__Trecho selecionado__

——

Faço versos com o vento, areia do deserto; minha densidade eu mesma aguento, não sou sexo frágil; imaturidade não concebo, indiscutível é o intento, todavia, quando a maré é alta, o poema sai aos avessos, meio sem forma, mas no conteúdo, ah, ele arrasa e não deforma.

16 de julho de 2015

Desafios

Desafios

Não temo os raios que clareiam a noite lá fora, são poderosas fontes, alquimia que pressinto em minhas veias, não tenho nem quero o limite de viver com medo, quero expor o que levo dentro, só isso, sem nenhuma cena. 
Sei da água que cai em pingos e molha o telhado, ela é fria, mas me resguardo, bem no fundo acho graça de alguns comportamentos absurdos, tanta gente infeliz por nada, tanta gente precisando só ser amada.
O gelo que foi endurecendo meu coração já não me incomoda, sei que vou mantê-lo vivo até que eu morra... é, faz sentido, assim são feitas nossas próprias masmorras. Mas não estou aprisionada, tudo o que não sinto não faz madrugada... não sei, nem quero, dos perigos da subida em declive, da minha jornada sei eu, também sei quem me dá abrigo.

——

Dados de detecção de layout de documentos
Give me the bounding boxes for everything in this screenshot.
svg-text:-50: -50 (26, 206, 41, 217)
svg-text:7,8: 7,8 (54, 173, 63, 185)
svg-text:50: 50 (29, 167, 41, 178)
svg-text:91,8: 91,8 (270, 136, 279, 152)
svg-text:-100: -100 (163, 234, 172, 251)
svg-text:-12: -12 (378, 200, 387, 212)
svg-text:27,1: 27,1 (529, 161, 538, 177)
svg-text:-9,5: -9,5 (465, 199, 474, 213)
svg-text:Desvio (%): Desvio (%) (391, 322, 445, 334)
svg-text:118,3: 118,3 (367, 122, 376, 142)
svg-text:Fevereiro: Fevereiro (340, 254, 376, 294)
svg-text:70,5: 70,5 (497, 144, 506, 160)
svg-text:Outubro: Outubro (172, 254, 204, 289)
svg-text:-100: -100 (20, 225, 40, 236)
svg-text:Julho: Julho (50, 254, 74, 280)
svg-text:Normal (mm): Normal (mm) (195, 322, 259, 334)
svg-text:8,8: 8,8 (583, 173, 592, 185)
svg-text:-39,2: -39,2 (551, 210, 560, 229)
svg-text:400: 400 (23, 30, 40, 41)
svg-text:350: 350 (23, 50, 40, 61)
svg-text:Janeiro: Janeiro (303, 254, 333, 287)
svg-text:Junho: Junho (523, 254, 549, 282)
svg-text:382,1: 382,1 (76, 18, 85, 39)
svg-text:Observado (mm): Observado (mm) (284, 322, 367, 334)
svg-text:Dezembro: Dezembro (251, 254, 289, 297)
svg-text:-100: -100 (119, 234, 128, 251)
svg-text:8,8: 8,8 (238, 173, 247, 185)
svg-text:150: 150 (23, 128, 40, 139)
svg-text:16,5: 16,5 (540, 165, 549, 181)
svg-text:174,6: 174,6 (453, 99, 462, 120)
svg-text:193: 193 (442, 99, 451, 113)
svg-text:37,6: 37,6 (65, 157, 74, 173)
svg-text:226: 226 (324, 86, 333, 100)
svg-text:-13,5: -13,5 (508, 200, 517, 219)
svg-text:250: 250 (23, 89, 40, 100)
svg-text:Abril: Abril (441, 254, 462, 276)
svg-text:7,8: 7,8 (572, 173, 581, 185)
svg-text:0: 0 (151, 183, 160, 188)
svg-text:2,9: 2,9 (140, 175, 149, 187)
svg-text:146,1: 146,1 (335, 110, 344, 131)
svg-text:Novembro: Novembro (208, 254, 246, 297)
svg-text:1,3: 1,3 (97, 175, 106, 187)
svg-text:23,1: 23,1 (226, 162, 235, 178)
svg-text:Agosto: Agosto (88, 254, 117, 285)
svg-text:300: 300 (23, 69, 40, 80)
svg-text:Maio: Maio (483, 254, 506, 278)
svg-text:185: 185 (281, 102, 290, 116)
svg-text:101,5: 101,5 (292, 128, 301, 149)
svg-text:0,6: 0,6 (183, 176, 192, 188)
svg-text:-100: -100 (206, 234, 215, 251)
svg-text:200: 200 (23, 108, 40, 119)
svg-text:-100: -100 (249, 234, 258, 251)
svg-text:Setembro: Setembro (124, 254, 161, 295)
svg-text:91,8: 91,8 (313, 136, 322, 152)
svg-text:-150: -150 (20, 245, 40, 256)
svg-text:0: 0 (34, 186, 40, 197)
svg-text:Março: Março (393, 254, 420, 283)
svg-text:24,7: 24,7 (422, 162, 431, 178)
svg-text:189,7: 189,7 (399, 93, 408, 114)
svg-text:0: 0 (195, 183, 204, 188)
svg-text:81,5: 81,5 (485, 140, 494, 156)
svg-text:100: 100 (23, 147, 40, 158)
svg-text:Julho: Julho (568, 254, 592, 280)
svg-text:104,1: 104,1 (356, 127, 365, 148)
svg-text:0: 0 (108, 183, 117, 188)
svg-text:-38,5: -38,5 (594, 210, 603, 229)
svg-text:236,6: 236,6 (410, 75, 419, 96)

——

__O que fazer__
- A) Transcreva cada afirmação do poema "Desafios" em que a voz usa o verbo "sei" em sentido afirmativo, sem contar a forma negada "não sei".
- B) Segundo o poema "Desafios", o que a voz declara não temer?
- C) Escreva a continuação do poema "Desafios" a partir do último verso apresentado.

__Resultados__
- A)
- "Sei da água que cai em pingos e molha o telhado"
- "sei que vou mantê-lo vivo até que eu morra"
- "da minha jornada sei eu"
- "também sei quem me dá abrigo"

- B) Os raios que clareiam a noite lá fora.

- C)
Não deve pedir amor quem não sente nada, é hipocrisia danada esse tipo de postura, quem vive de imagem perde a candura, aposta em emoções fajutas, perde por completo a compostura, enganar os outros é feio, mas cada qual tem sua consciência e culpas, há pessoas que necessitam viver de arremedos, outras sem conduta... pra grande maioria, falta talento.
Aprendo todos os dias, quando vejo os sorrisos dos meus filhos, que amor de verdade existe, que consideração, carinho e respeito não se exigem, que paixões são breves, que o que vale a pena mesmo é ser feliz, e o resto se consegue em um ou outro desafio.